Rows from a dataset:
* START *
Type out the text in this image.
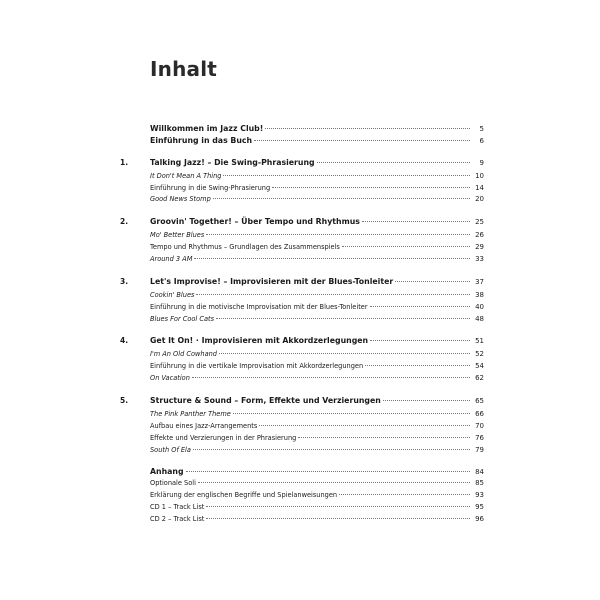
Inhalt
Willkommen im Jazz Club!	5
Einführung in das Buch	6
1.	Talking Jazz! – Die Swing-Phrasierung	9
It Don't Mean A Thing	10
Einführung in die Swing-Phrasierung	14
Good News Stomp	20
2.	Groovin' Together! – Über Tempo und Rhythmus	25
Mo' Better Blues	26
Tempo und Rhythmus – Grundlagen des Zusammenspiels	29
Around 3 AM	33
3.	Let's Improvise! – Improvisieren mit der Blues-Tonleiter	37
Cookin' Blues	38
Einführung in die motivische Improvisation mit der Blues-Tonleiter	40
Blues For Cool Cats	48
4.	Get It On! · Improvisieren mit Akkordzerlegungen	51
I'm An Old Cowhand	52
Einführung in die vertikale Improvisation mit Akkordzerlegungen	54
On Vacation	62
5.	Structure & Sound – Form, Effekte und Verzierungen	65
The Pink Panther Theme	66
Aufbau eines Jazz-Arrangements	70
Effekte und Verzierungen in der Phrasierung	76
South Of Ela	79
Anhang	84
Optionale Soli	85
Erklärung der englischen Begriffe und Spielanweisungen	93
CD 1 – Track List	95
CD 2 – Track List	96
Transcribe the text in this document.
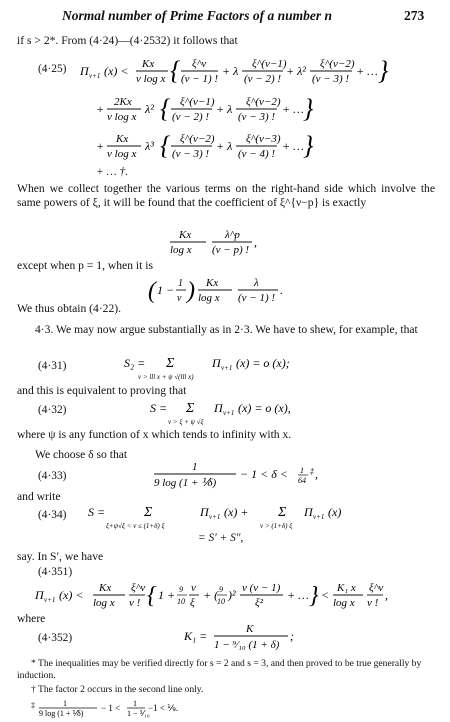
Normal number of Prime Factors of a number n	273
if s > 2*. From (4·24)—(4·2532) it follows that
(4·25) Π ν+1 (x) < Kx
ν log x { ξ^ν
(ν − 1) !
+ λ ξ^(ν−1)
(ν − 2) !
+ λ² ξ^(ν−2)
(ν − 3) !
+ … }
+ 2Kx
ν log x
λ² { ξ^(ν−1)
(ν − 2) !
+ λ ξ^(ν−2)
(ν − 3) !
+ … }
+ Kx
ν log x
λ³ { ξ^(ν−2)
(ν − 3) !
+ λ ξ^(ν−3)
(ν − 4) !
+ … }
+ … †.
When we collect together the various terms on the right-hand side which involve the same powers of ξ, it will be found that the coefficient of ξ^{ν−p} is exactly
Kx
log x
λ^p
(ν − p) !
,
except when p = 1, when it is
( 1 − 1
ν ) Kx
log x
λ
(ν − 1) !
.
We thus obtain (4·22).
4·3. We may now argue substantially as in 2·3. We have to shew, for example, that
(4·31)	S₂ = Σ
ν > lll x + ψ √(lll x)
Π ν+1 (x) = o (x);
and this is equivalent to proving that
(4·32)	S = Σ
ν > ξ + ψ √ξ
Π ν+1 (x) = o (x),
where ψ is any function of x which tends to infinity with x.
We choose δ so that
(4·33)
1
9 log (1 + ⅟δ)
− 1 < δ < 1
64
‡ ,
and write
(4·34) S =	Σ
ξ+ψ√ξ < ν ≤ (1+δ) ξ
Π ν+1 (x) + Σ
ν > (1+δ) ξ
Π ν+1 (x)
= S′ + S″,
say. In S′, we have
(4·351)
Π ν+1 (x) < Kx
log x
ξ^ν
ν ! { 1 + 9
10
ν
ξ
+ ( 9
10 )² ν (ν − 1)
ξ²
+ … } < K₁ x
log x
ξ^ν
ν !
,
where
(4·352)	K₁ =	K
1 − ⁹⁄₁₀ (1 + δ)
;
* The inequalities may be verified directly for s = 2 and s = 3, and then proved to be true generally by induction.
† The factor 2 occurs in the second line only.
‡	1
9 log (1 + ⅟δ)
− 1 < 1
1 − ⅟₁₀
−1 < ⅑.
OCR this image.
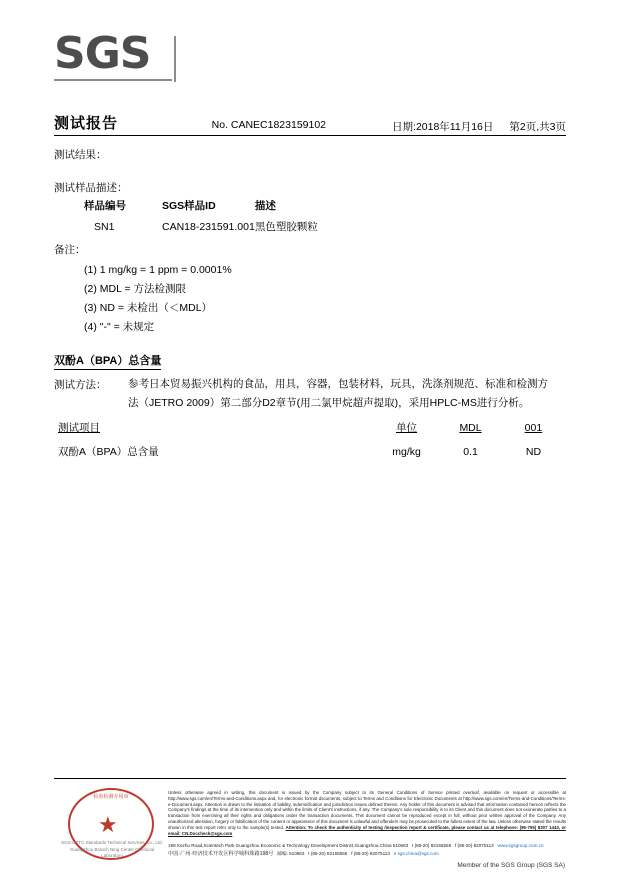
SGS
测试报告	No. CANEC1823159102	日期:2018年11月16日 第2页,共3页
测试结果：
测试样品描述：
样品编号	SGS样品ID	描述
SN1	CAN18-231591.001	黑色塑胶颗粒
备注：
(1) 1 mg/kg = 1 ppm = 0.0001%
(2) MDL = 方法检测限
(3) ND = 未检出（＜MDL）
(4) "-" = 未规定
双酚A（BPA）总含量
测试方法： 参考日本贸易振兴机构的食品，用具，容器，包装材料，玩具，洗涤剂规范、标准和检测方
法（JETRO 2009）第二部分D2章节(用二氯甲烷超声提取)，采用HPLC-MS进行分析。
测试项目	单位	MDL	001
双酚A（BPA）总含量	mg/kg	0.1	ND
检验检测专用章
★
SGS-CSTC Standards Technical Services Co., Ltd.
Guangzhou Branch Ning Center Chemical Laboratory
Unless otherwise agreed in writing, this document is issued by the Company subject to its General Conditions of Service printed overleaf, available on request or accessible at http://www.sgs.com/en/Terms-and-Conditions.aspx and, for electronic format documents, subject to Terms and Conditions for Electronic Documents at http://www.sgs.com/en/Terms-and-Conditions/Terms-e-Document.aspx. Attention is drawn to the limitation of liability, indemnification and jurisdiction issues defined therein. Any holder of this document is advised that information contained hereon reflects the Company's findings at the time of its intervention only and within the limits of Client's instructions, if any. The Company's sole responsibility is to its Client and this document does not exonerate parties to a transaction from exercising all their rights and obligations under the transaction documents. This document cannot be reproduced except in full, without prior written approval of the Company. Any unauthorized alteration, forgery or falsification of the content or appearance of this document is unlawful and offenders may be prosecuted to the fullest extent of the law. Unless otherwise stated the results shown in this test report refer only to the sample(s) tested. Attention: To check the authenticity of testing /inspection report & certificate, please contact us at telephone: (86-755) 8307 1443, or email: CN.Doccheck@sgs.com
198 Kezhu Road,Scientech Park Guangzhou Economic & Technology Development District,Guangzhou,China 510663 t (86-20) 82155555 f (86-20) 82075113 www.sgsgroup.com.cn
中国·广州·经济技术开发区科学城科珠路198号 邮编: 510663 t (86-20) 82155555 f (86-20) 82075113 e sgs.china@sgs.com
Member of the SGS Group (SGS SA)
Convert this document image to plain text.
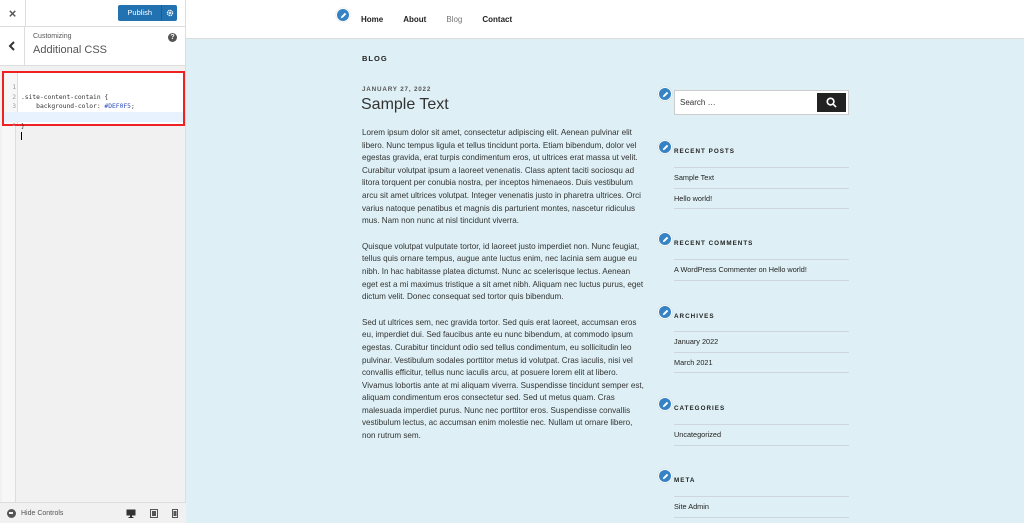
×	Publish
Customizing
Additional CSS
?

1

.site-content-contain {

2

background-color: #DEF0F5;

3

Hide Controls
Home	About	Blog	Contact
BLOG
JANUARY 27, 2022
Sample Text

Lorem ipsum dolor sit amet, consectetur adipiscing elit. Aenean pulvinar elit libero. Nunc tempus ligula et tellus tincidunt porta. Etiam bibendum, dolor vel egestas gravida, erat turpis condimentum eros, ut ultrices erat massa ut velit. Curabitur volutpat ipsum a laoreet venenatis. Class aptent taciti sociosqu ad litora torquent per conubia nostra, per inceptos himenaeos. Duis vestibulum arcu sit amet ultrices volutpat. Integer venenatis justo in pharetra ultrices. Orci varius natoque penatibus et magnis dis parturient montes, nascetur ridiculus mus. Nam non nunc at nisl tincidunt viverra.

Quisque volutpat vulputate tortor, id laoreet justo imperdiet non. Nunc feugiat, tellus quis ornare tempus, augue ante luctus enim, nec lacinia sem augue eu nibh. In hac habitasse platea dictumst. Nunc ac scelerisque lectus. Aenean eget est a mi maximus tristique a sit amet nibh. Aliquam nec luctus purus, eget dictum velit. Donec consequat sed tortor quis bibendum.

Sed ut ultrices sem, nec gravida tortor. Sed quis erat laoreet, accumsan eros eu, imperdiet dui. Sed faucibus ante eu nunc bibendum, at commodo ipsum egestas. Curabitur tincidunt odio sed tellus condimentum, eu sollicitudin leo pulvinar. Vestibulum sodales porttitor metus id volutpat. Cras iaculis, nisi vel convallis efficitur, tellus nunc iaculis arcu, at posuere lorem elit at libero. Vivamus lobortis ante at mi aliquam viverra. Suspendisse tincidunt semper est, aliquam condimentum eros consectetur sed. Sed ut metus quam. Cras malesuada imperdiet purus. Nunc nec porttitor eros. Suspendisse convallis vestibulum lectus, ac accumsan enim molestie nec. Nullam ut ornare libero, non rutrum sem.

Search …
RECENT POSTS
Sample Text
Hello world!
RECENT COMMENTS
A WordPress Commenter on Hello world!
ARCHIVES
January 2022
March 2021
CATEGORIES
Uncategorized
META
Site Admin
* END *
TO BE DONE
Every entry must be written out exactly, with all pictures left out.

RESULT
Type out the text in this image.
Inhalt
Willkommen im Jazz Club!	5
Einführung in das Buch	6
1.	Talking Jazz! – Die Swing-Phrasierung	9
It Don't Mean A Thing	10
Einführung in die Swing-Phrasierung	14
Good News Stomp	20
2.	Groovin' Together! – Über Tempo und Rhythmus	25
Mo' Better Blues	26
Tempo und Rhythmus – Grundlagen des Zusammenspiels	29
Around 3 AM	33
3.	Let's Improvise! – Improvisieren mit der Blues-Tonleiter	37
Cookin' Blues	38
Einführung in die motivische Improvisation mit der Blues-Tonleiter	40
Blues For Cool Cats	48
4.	Get It On! · Improvisieren mit Akkordzerlegungen	51
I'm An Old Cowhand	52
Einführung in die vertikale Improvisation mit Akkordzerlegungen	54
On Vacation	62
5.	Structure & Sound – Form, Effekte und Verzierungen	65
The Pink Panther Theme	66
Aufbau eines Jazz-Arrangements	70
Effekte und Verzierungen in der Phrasierung	76
South Of Ela	79
Anhang	84
Optionale Soli	85
Erklärung der englischen Begriffe und Spielanweisungen	93
CD 1 – Track List	95
CD 2 – Track List	96
Transcribe the text in this document.
Normal number of Prime Factors of a number n	273
if s > 2*. From (4·24)—(4·2532) it follows that
(4·25) Π ν+1 (x) < Kx
ν log x { ξ^ν
(ν − 1) !
+ λ ξ^(ν−1)
(ν − 2) !
+ λ² ξ^(ν−2)
(ν − 3) !
+ … }
+ 2Kx
ν log x
λ² { ξ^(ν−1)
(ν − 2) !
+ λ ξ^(ν−2)
(ν − 3) !
+ … }
+ Kx
ν log x
λ³ { ξ^(ν−2)
(ν − 3) !
+ λ ξ^(ν−3)
(ν − 4) !
+ … }
+ … †.
When we collect together the various terms on the right-hand side which involve the same powers of ξ, it will be found that the coefficient of ξ^{ν−p} is exactly
Kx
log x
λ^p
(ν − p) !
,
except when p = 1, when it is
( 1 − 1
ν ) Kx
log x
λ
(ν − 1) !
.
We thus obtain (4·22).
4·3. We may now argue substantially as in 2·3. We have to shew, for example, that
(4·31)	S₂ = Σ
ν > lll x + ψ √(lll x)
Π ν+1 (x) = o (x);
and this is equivalent to proving that
(4·32)	S = Σ
ν > ξ + ψ √ξ
Π ν+1 (x) = o (x),
where ψ is any function of x which tends to infinity with x.
We choose δ so that
(4·33)
1
9 log (1 + ⅟δ)
− 1 < δ < 1
64
‡ ,
and write
(4·34) S =	Σ
ξ+ψ√ξ < ν ≤ (1+δ) ξ
Π ν+1 (x) + Σ
ν > (1+δ) ξ
Π ν+1 (x)
= S′ + S″,
say. In S′, we have
(4·351)
Π ν+1 (x) < Kx
log x
ξ^ν
ν ! { 1 + 9
10
ν
ξ
+ ( 9
10 )² ν (ν − 1)
ξ²
+ … } < K₁ x
log x
ξ^ν
ν !
,
where
(4·352)	K₁ =	K
1 − ⁹⁄₁₀ (1 + δ)
;
* The inequalities may be verified directly for s = 2 and s = 3, and then proved to be true generally by induction.
† The factor 2 occurs in the second line only.
‡	1
9 log (1 + ⅟δ)
− 1 < 1
1 − ⅟₁₀
−1 < ⅑.
OCR this image.
SGS
测试报告	No. CANEC1823159102	日期:2018年11月16日 第2页,共3页
测试结果：
测试样品描述：
样品编号	SGS样品ID	描述
SN1	CAN18-231591.001	黑色塑胶颗粒
备注：
(1) 1 mg/kg = 1 ppm = 0.0001%
(2) MDL = 方法检测限
(3) ND = 未检出（＜MDL）
(4) "-" = 未规定
双酚A（BPA）总含量
测试方法： 参考日本贸易振兴机构的食品，用具，容器，包装材料，玩具，洗涤剂规范、标准和检测方
法（JETRO 2009）第二部分D2章节(用二氯甲烷超声提取)，采用HPLC-MS进行分析。
测试项目	单位	MDL	001
双酚A（BPA）总含量	mg/kg	0.1	ND
检验检测专用章
★
SGS-CSTC Standards Technical Services Co., Ltd.
Guangzhou Branch Ning Center Chemical Laboratory
Unless otherwise agreed in writing, this document is issued by the Company subject to its General Conditions of Service printed overleaf, available on request or accessible at http://www.sgs.com/en/Terms-and-Conditions.aspx and, for electronic format documents, subject to Terms and Conditions for Electronic Documents at http://www.sgs.com/en/Terms-and-Conditions/Terms-e-Document.aspx. Attention is drawn to the limitation of liability, indemnification and jurisdiction issues defined therein. Any holder of this document is advised that information contained hereon reflects the Company's findings at the time of its intervention only and within the limits of Client's instructions, if any. The Company's sole responsibility is to its Client and this document does not exonerate parties to a transaction from exercising all their rights and obligations under the transaction documents. This document cannot be reproduced except in full, without prior written approval of the Company. Any unauthorized alteration, forgery or falsification of the content or appearance of this document is unlawful and offenders may be prosecuted to the fullest extent of the law. Unless otherwise stated the results shown in this test report refer only to the sample(s) tested. Attention: To check the authenticity of testing /inspection report & certificate, please contact us at telephone: (86-755) 8307 1443, or email: CN.Doccheck@sgs.com
198 Kezhu Road,Scientech Park Guangzhou Economic & Technology Development District,Guangzhou,China 510663 t (86-20) 82155555 f (86-20) 82075113 www.sgsgroup.com.cn
中国·广州·经济技术开发区科学城科珠路198号 邮编: 510663 t (86-20) 82155555 f (86-20) 82075113 e sgs.china@sgs.com
Member of the SGS Group (SGS SA)
Convert this document image to plain text.
×	Publish
Customizing
Additional CSS
?

1

.site-content-contain {

2

background-color: #DEF0F5;

3

Hide Controls
Home	About	Blog	Contact
BLOG
JANUARY 27, 2022
Sample Text

Lorem ipsum dolor sit amet, consectetur adipiscing elit. Aenean pulvinar elit libero. Nunc tempus ligula et tellus tincidunt porta. Etiam bibendum, dolor vel egestas gravida, erat turpis condimentum eros, ut ultrices erat massa ut velit. Curabitur volutpat ipsum a laoreet venenatis. Class aptent taciti sociosqu ad litora torquent per conubia nostra, per inceptos himenaeos. Duis vestibulum arcu sit amet ultrices volutpat. Integer venenatis justo in pharetra ultrices. Orci varius natoque penatibus et magnis dis parturient montes, nascetur ridiculus mus. Nam non nunc at nisl tincidunt viverra.

Quisque volutpat vulputate tortor, id laoreet justo imperdiet non. Nunc feugiat, tellus quis ornare tempus, augue ante luctus enim, nec lacinia sem augue eu nibh. In hac habitasse platea dictumst. Nunc ac scelerisque lectus. Aenean eget est a mi maximus tristique a sit amet nibh. Aliquam nec luctus purus, eget dictum velit. Donec consequat sed tortor quis bibendum.

Sed ut ultrices sem, nec gravida tortor. Sed quis erat laoreet, accumsan eros eu, imperdiet dui. Sed faucibus ante eu nunc bibendum, at commodo ipsum egestas. Curabitur tincidunt odio sed tellus condimentum, eu sollicitudin leo pulvinar. Vestibulum sodales porttitor metus id volutpat. Cras iaculis, nisi vel convallis efficitur, tellus nunc iaculis arcu, at posuere lorem elit at libero. Vivamus lobortis ante at mi aliquam viverra. Suspendisse tincidunt semper est, aliquam condimentum eros consectetur sed. Sed ut metus quam. Cras malesuada imperdiet purus. Nunc nec porttitor eros. Suspendisse convallis vestibulum lectus, ac accumsan enim molestie nec. Nullam ut ornare libero, non rutrum sem.

Search …
RECENT POSTS
Sample Text
Hello world!
RECENT COMMENTS
A WordPress Commenter on Hello world!
ARCHIVES
January 2022
March 2021
CATEGORIES
Uncategorized
META
Site Admin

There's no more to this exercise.